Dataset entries
====================

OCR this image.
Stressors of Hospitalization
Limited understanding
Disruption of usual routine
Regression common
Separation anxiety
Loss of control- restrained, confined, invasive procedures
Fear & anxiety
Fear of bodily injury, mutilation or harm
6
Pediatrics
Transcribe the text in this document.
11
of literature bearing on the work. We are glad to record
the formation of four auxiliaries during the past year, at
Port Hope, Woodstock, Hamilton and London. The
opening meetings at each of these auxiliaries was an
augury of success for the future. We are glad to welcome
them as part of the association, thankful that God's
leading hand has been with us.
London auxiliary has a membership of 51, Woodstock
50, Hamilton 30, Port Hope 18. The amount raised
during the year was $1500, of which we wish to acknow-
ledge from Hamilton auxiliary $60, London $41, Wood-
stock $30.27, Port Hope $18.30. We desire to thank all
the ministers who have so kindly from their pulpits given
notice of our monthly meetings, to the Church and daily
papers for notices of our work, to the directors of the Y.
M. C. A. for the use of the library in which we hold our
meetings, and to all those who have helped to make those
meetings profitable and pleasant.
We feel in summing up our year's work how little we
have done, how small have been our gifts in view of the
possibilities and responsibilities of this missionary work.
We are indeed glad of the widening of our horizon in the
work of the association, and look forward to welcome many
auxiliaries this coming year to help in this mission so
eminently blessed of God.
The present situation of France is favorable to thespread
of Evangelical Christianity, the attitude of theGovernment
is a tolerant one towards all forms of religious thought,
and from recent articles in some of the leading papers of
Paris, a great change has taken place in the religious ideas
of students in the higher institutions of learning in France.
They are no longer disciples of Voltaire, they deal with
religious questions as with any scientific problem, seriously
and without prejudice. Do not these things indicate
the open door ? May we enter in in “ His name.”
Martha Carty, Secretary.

====================

Reproduce each record shown above without altering a single word.

OCR this image.
Stressors of Hospitalization
Limited understanding
Disruption of usual routine
Regression common
Separation anxiety
Loss of control- restrained, confined, invasive procedures
Fear & anxiety
Fear of bodily injury, mutilation or harm
6
Pediatrics
Transcribe the text in this document.
11
of literature bearing on the work. We are glad to record
the formation of four auxiliaries during the past year, at
Port Hope, Woodstock, Hamilton and London. The
opening meetings at each of these auxiliaries was an
augury of success for the future. We are glad to welcome
them as part of the association, thankful that God's
leading hand has been with us.
London auxiliary has a membership of 51, Woodstock
50, Hamilton 30, Port Hope 18. The amount raised
during the year was $1500, of which we wish to acknow-
ledge from Hamilton auxiliary $60, London $41, Wood-
stock $30.27, Port Hope $18.30. We desire to thank all
the ministers who have so kindly from their pulpits given
notice of our monthly meetings, to the Church and daily
papers for notices of our work, to the directors of the Y.
M. C. A. for the use of the library in which we hold our
meetings, and to all those who have helped to make those
meetings profitable and pleasant.
We feel in summing up our year's work how little we
have done, how small have been our gifts in view of the
possibilities and responsibilities of this missionary work.
We are indeed glad of the widening of our horizon in the
work of the association, and look forward to welcome many
auxiliaries this coming year to help in this mission so
eminently blessed of God.
The present situation of France is favorable to thespread
of Evangelical Christianity, the attitude of theGovernment
is a tolerant one towards all forms of religious thought,
and from recent articles in some of the leading papers of
Paris, a great change has taken place in the religious ideas
of students in the higher institutions of learning in France.
They are no longer disciples of Voltaire, they deal with
religious questions as with any scientific problem, seriously
and without prejudice. Do not these things indicate
the open door ? May we enter in in “ His name.”
Martha Carty, Secretary.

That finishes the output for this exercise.